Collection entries

* * * *

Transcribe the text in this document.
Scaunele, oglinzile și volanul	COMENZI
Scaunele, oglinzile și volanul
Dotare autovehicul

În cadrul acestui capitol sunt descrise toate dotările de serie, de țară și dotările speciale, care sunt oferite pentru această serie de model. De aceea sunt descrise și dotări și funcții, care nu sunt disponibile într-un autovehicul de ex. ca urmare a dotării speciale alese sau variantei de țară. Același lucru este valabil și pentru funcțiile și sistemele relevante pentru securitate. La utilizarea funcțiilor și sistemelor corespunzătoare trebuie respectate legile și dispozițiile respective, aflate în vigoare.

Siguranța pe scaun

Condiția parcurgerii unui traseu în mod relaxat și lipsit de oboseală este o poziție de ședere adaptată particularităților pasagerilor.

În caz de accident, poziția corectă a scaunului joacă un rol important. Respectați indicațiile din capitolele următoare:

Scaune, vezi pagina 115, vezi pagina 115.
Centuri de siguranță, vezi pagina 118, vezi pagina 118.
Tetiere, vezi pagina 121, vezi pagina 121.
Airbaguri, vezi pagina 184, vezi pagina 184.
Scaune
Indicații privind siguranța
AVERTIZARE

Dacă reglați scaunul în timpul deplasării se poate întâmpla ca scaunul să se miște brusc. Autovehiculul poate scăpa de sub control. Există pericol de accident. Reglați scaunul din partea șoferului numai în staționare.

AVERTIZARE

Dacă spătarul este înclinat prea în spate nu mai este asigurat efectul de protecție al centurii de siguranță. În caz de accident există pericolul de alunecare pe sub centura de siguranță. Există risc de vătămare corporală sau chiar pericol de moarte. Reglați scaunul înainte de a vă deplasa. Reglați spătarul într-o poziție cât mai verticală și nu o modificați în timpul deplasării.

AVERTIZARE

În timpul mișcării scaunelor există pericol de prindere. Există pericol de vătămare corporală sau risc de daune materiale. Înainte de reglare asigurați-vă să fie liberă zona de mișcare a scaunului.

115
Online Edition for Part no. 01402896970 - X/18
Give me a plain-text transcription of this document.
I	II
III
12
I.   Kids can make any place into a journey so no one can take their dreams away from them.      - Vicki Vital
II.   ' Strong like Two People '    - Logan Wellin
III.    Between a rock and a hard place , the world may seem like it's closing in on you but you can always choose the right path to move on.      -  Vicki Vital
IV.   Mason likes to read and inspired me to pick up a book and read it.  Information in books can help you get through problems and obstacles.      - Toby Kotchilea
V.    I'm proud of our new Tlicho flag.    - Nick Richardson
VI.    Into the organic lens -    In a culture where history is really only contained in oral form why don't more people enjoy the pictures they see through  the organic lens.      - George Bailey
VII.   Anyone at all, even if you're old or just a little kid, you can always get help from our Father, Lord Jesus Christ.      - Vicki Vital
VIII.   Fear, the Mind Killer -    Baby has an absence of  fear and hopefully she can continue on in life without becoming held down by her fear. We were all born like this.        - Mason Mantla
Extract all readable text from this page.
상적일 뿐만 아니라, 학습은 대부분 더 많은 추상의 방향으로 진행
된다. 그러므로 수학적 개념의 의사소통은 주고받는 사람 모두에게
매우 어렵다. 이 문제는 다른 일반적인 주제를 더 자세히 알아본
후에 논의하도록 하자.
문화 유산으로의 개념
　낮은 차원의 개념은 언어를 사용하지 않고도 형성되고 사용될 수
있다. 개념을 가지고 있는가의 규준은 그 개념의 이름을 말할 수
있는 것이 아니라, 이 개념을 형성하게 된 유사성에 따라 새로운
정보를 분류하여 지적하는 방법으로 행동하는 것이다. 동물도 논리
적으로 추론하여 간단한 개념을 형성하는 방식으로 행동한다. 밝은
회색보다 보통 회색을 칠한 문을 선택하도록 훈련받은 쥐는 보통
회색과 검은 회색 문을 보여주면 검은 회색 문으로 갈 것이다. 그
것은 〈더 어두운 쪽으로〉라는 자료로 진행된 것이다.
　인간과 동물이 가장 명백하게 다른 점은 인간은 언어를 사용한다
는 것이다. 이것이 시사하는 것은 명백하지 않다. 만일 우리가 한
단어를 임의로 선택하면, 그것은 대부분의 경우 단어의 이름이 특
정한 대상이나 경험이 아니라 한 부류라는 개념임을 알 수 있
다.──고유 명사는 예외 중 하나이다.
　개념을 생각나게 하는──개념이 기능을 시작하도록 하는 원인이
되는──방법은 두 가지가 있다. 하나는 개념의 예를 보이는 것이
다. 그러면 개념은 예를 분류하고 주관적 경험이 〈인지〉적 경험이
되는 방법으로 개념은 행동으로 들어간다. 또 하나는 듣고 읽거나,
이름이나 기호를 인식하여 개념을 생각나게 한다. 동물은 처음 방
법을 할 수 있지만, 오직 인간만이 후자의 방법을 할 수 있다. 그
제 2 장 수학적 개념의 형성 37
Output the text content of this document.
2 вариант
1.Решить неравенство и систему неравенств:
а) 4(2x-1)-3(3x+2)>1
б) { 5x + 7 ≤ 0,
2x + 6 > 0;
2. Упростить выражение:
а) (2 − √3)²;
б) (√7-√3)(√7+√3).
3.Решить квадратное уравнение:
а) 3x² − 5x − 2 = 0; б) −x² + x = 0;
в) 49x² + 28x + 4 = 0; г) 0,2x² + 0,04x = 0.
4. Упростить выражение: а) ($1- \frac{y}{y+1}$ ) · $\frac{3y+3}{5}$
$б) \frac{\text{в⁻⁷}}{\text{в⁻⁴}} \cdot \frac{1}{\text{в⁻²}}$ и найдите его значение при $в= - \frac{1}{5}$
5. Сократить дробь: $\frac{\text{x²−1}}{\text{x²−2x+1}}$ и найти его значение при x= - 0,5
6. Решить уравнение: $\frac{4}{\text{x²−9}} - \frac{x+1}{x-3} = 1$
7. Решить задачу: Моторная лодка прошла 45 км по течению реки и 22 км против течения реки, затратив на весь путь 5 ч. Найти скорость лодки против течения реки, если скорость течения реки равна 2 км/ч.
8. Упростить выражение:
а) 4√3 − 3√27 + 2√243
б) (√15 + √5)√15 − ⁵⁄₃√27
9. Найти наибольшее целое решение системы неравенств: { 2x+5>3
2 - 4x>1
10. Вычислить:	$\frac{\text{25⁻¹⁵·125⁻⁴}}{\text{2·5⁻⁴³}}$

* * * *

Short task: Select all lines with the word "scaunului" from the entries above.

Answer:
În caz de accident, poziția corectă a scaunului joacă un rol important. Respectați indicațiile din capitolele următoare:
În timpul mișcării scaunelor există pericol de prindere. Există pericol de vătămare corporală sau risc de daune materiale. Înainte de reglare asigurați-vă să fie liberă zona de mișcare a scaunului.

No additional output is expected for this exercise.